:: Exercise goal ::
In the entries below, identify every line with the string "Permanent" and copy it.

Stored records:
——
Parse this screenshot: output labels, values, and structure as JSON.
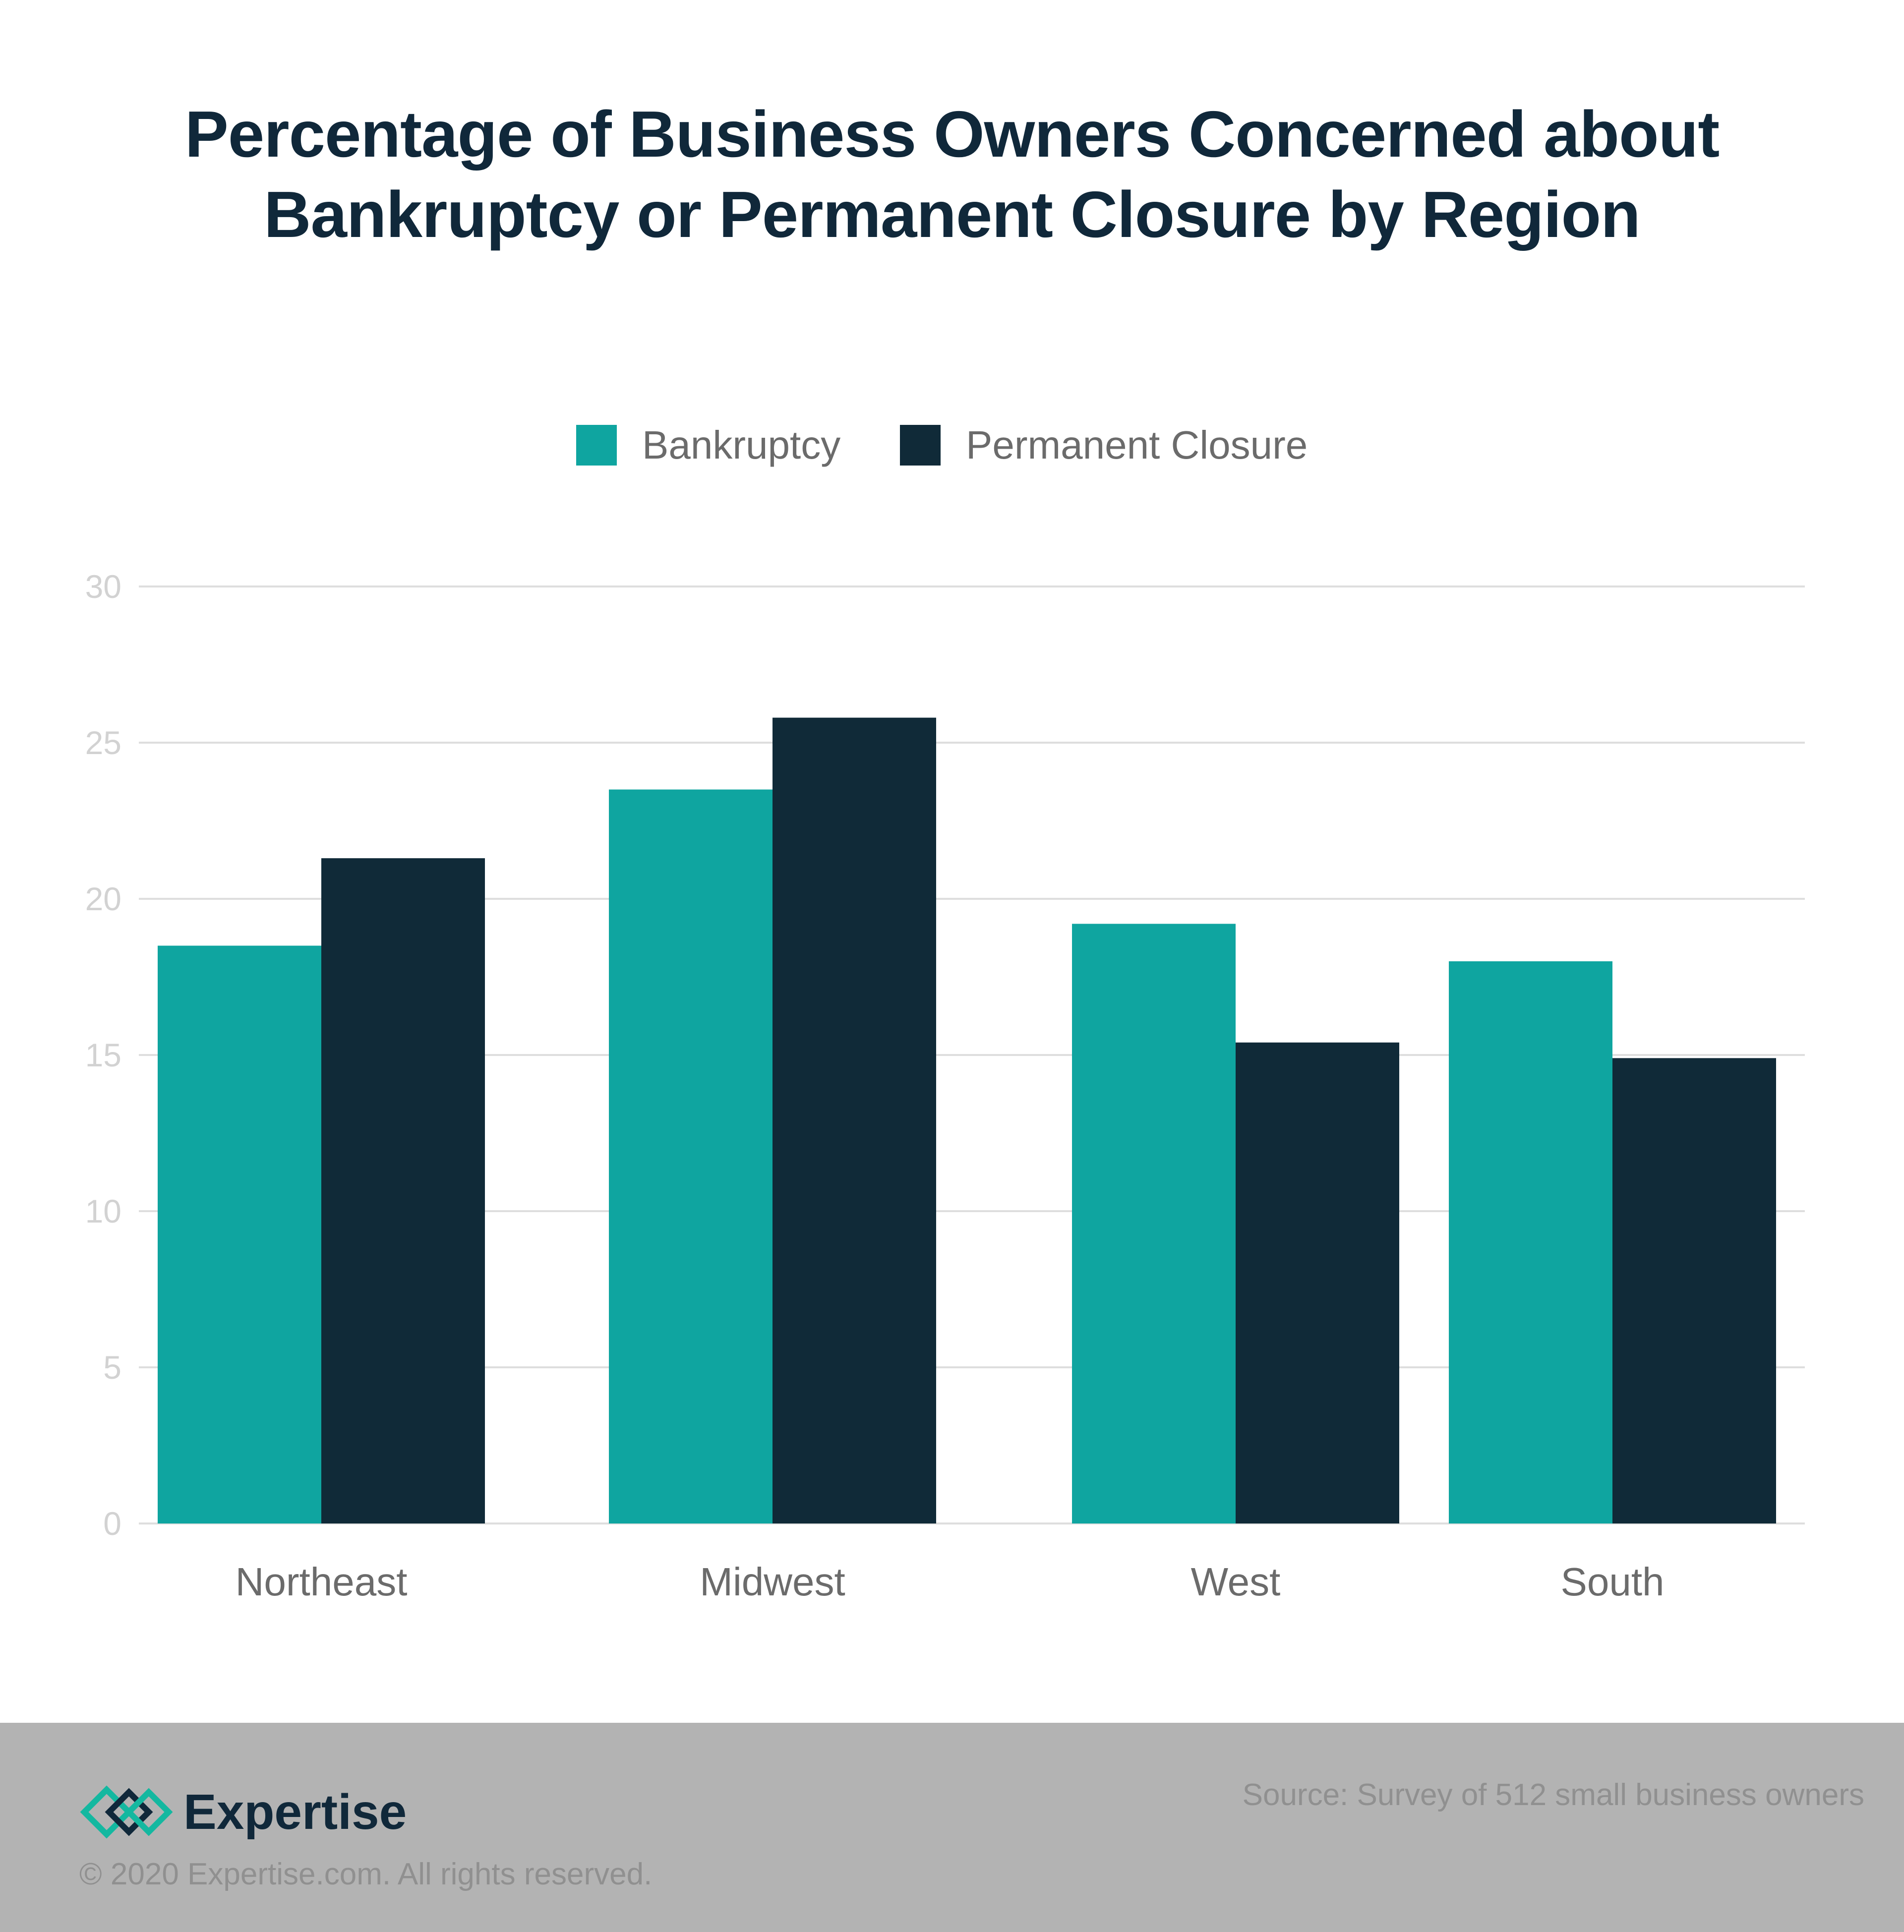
{
  "chart_data": {
    "type": "bar",
    "title": "Percentage of Business Owners Concerned about Bankruptcy or Permanent Closure by Region",
    "title_lines": [
      "Percentage of Business Owners Concerned about",
      "Bankruptcy or Permanent Closure by Region"
    ],
    "categories": [
      "Northeast",
      "Midwest",
      "West",
      "South"
    ],
    "series": [
      {
        "name": "Bankruptcy",
        "color": "#0fa5a0",
        "values": [
          18.5,
          23.5,
          19.2,
          18.0
        ]
      },
      {
        "name": "Permanent Closure",
        "color": "#102a38",
        "values": [
          21.3,
          25.8,
          15.4,
          14.9
        ]
      }
    ],
    "ylim": [
      0,
      30
    ],
    "yticks": [
      0,
      5,
      10,
      15,
      20,
      25,
      30
    ],
    "xlabel": "",
    "ylabel": "",
    "grid": true,
    "legend": "top-center"
  },
  "footer": {
    "brand": "Expertise",
    "logo_icon": "expertise-diamond-logo-icon",
    "copyright": "© 2020 Expertise.com. All rights reserved.",
    "source": "Source: Survey of 512 small business owners"
  }
}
——
:: Final answer ::
    "title": "Percentage of Business Owners Concerned about Bankruptcy or Permanent Closure by Region",
      "Bankruptcy or Permanent Closure by Region"
        "name": "Permanent Closure",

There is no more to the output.